- Requests:
**A)** From the passage on drought, extract the portion that begins at the words containing "There, half of" and stops after "under water rationing.".
**B)** List every country named in the passage on drought.

- Selected text:
==*==

There, half of the region’s cities face water rationing and more
than 20 million people are currently confronted with water stress.
From September to November 2015, more
than 100,000 acres of drought-stricken Amazonian rainforest has
burned in Peru.
Meanwhile, Bolivia
has seen its second-largest lake dry up and critical water-supplying
glaciers melt as hundreds of thousands of people fall under water rationing.
Impacts
to Food
Ongoing
drought and extreme weather have created local impacts to food
supplies in various regions. However, these impacts have not yet
seriously affected global food markets. Drought in Brazil and
India, for example, has significantly impacted sugar production,
which in turn is pushing global food prices higher. Cereal production
is a bit off which is also resulting in higher prices, though not the
big jumps we see in sugar. But a Food and Agricultural Organization
(FAO) Index for October of 2016 (173 approx) at 9 percent higher than
last year’s measure for this time of year is still quite a ways off
the 229 peak value during 2011 that helped to set off so much unrest
around the globe.

==*==

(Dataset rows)
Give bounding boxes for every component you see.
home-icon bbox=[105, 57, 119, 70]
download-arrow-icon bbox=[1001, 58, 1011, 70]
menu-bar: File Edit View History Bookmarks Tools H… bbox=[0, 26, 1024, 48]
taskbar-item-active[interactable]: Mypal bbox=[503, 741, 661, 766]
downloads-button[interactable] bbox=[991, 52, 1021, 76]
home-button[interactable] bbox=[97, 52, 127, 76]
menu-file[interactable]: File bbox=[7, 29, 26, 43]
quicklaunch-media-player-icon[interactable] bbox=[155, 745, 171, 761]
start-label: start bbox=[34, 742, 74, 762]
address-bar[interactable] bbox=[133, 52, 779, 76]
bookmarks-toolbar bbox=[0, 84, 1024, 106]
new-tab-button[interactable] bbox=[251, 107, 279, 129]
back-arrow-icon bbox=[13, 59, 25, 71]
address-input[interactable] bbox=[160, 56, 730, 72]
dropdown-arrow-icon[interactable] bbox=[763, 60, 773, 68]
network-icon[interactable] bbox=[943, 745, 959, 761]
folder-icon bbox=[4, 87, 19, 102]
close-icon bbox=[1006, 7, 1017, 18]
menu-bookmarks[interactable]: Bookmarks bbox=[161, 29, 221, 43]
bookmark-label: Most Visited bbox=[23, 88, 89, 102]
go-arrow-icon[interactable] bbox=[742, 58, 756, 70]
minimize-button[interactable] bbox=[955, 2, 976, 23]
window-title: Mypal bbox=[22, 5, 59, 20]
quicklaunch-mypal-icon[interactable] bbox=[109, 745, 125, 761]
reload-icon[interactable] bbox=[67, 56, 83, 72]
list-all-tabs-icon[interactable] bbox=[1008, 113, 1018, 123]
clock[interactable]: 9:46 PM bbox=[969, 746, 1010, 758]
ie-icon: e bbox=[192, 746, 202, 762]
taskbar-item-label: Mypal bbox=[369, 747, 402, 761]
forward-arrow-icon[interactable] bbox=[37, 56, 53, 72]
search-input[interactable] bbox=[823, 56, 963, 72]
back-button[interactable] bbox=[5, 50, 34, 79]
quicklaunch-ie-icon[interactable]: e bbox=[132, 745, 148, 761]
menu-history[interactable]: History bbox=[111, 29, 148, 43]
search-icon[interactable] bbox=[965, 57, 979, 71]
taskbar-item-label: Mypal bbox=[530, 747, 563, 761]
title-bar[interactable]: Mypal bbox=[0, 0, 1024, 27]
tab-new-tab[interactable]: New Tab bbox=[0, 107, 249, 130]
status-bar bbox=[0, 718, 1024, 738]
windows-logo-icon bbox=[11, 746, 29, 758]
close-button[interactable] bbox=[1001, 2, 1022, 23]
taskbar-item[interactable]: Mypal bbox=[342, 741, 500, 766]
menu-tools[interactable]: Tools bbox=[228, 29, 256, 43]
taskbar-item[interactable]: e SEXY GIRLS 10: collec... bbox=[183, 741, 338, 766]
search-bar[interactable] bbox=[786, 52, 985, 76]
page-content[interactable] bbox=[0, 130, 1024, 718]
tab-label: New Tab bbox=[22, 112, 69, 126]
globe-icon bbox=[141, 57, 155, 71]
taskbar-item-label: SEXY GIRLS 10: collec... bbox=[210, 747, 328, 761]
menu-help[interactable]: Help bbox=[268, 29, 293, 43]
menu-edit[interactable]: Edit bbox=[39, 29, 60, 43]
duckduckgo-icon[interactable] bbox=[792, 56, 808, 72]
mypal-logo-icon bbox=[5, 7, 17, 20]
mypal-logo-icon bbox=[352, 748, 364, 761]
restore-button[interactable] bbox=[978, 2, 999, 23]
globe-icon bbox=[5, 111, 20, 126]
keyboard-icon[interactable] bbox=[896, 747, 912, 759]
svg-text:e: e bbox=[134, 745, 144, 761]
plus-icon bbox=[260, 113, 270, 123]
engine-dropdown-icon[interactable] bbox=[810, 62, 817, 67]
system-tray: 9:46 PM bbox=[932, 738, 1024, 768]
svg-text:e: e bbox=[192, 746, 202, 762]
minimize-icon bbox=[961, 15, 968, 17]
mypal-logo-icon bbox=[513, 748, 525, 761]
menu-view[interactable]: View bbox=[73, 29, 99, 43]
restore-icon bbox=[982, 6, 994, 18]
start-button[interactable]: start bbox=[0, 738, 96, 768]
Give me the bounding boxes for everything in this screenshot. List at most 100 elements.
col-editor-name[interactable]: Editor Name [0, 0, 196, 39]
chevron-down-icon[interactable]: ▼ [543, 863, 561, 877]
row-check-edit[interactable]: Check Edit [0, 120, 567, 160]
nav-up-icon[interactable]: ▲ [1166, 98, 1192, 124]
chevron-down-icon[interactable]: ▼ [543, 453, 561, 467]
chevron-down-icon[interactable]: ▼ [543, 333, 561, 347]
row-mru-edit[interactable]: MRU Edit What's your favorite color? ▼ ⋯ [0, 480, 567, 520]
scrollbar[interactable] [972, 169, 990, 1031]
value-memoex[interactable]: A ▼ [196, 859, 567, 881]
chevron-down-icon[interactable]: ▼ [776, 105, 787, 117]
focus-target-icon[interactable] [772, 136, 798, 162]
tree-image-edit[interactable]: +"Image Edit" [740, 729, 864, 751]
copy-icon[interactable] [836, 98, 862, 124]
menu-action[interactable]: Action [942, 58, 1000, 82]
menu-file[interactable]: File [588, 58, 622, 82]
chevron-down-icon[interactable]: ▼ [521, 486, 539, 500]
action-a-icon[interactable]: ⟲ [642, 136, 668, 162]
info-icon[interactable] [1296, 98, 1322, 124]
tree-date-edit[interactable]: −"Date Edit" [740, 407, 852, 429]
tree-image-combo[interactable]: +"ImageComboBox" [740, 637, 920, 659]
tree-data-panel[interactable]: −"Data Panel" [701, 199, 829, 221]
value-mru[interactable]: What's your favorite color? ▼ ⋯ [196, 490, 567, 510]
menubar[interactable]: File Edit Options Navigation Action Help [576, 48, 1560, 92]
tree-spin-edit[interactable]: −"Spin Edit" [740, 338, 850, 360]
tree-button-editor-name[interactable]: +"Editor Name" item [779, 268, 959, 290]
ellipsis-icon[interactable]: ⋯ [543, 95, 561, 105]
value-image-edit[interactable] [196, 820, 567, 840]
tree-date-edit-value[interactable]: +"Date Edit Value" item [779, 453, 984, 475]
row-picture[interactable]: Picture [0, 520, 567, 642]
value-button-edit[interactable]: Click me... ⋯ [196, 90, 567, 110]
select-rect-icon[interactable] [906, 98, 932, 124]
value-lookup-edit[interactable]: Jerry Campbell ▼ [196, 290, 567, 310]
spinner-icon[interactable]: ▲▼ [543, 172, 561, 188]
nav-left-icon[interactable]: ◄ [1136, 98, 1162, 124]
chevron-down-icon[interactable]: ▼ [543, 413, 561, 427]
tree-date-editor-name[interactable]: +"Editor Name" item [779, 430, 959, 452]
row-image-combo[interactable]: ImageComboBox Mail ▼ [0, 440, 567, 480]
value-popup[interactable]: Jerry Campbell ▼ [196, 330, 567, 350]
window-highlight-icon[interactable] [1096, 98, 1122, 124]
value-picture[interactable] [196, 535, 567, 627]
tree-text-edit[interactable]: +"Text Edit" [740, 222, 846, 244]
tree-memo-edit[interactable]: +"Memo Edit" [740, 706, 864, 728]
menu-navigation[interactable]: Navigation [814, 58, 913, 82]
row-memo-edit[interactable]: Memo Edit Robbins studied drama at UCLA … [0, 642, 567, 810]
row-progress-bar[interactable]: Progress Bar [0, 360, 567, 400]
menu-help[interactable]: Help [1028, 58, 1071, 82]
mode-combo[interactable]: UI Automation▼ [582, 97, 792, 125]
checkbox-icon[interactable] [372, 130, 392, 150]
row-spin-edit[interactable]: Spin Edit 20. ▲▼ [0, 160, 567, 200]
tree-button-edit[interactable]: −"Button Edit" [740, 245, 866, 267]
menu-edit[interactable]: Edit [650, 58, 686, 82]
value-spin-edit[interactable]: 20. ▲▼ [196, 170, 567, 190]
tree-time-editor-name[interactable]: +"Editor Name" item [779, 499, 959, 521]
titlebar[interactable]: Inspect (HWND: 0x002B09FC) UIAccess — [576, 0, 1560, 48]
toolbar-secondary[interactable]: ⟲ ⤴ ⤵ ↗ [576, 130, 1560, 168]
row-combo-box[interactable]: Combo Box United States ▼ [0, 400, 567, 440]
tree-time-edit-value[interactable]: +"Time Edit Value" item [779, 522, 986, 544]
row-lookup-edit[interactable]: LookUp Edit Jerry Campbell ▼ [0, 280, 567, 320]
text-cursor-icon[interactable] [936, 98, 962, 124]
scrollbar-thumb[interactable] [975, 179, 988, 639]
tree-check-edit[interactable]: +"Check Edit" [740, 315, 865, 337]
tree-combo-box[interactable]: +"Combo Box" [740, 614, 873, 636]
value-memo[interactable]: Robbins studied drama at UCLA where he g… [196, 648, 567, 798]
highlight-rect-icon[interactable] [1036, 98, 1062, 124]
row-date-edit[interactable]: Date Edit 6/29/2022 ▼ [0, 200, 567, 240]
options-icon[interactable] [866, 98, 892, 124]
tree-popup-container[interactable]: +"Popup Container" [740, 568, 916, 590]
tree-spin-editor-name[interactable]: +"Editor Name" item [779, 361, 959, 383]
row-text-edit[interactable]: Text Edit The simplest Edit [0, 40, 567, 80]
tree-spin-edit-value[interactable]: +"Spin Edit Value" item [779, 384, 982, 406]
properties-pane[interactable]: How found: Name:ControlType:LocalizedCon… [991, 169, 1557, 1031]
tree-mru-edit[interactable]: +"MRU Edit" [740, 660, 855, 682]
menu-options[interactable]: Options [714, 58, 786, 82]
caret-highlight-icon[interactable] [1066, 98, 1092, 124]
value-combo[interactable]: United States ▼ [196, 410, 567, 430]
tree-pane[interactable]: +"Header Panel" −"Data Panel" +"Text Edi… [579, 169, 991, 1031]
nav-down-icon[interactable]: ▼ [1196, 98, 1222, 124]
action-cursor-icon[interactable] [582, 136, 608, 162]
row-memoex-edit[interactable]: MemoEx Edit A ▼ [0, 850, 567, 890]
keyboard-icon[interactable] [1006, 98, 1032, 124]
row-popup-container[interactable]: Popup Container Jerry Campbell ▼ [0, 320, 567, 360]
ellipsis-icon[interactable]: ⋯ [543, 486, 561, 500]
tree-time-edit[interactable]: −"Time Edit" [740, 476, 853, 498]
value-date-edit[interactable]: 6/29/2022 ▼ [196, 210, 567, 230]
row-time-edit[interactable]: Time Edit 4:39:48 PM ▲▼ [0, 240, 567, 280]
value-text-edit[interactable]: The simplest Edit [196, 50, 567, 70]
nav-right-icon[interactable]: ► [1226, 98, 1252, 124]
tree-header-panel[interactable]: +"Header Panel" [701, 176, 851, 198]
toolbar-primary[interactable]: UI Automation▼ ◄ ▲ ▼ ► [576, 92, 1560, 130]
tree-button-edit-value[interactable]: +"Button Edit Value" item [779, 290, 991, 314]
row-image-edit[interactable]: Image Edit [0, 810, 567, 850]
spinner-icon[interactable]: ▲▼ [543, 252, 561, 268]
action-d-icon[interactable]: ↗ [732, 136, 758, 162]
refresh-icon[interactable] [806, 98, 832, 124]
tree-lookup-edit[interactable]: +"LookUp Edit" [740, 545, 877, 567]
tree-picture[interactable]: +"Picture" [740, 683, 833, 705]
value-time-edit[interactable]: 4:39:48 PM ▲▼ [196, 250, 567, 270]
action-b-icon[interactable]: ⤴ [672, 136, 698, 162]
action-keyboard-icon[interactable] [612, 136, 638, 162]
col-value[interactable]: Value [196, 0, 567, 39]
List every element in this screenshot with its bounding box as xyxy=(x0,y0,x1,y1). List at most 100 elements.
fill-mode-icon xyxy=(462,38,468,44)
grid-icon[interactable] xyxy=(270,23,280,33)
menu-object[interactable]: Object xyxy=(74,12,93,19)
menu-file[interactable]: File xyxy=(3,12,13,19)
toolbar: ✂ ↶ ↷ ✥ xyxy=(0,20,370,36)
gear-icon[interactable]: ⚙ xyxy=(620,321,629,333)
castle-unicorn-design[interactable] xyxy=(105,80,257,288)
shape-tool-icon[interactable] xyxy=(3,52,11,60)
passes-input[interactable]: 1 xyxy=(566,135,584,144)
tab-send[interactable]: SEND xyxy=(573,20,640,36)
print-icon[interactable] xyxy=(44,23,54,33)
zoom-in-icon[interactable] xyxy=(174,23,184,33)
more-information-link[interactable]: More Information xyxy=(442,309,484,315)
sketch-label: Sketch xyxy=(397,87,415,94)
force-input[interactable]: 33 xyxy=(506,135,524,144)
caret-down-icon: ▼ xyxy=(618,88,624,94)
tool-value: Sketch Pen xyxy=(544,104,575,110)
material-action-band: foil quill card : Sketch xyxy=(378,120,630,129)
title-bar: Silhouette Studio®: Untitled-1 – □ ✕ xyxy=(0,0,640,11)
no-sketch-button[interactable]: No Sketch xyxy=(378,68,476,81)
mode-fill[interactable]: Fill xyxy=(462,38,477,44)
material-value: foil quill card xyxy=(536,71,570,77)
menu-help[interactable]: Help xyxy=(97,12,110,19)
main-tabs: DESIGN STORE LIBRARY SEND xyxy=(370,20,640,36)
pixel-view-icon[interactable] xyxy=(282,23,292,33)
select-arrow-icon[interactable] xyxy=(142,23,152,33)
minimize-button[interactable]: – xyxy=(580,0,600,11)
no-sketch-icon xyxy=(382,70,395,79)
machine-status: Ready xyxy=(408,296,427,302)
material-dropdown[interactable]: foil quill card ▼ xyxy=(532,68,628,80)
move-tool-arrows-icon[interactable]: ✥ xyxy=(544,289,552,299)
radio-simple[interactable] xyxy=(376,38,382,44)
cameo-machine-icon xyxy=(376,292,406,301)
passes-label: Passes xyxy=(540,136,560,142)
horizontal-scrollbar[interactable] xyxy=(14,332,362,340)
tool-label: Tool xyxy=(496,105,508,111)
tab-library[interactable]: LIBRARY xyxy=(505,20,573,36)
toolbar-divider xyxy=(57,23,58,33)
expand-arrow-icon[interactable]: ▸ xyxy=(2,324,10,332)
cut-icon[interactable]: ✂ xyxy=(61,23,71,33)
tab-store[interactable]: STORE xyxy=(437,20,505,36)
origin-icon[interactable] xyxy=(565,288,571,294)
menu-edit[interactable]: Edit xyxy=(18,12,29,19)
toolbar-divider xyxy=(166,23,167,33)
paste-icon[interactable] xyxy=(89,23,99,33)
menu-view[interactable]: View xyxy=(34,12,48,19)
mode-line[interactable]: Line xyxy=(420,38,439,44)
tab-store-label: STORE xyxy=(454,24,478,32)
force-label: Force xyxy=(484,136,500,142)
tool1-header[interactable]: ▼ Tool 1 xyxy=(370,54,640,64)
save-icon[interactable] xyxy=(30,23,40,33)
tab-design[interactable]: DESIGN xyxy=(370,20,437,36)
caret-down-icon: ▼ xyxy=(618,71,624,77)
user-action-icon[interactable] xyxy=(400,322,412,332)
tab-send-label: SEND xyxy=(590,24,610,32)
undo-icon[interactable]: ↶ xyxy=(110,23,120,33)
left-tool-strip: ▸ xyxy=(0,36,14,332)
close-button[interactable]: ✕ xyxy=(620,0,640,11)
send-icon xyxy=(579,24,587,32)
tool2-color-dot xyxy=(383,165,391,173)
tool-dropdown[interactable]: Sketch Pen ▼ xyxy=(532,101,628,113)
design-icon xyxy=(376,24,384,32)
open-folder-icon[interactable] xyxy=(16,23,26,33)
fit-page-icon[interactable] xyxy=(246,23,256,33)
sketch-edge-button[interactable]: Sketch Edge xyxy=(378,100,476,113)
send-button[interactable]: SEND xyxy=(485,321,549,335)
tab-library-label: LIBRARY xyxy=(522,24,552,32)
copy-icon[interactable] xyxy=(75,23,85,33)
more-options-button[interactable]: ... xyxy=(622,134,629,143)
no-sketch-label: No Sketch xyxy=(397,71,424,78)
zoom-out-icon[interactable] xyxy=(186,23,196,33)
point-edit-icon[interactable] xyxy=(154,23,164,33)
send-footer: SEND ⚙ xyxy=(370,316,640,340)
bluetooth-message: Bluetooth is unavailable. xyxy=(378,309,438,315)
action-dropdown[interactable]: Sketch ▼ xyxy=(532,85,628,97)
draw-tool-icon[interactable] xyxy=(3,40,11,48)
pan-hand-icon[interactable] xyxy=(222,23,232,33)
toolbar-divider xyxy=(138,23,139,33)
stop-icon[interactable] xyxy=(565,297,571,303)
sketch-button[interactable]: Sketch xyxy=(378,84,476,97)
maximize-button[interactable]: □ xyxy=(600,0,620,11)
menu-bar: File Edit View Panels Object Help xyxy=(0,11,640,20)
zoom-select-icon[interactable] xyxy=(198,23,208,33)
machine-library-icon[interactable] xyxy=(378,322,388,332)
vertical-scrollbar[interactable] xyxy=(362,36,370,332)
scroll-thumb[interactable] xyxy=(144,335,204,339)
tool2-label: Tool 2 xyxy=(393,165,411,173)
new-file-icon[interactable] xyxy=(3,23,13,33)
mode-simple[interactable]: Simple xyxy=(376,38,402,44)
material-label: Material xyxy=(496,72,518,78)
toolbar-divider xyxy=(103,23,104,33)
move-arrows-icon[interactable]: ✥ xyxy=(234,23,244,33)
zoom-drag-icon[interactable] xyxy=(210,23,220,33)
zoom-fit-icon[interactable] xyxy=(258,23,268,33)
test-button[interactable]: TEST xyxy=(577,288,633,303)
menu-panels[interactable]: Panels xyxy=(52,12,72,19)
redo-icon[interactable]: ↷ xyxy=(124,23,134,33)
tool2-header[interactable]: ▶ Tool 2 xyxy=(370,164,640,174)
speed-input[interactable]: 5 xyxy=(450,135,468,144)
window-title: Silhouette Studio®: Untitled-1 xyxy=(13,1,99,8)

==*==

- Answers given:
**A)**
There, half of the region’s cities face water rationing and more
than 20 million people are currently confronted with water stress.
From September to November 2015, more
than 100,000 acres of drought-stricken Amazonian rainforest has
burned in Peru.
Meanwhile, Bolivia
has seen its second-largest lake dry up and critical water-supplying
glaciers melt as hundreds of thousands of people fall under water rationing.

**B)** Peru, Bolivia, Brazil, India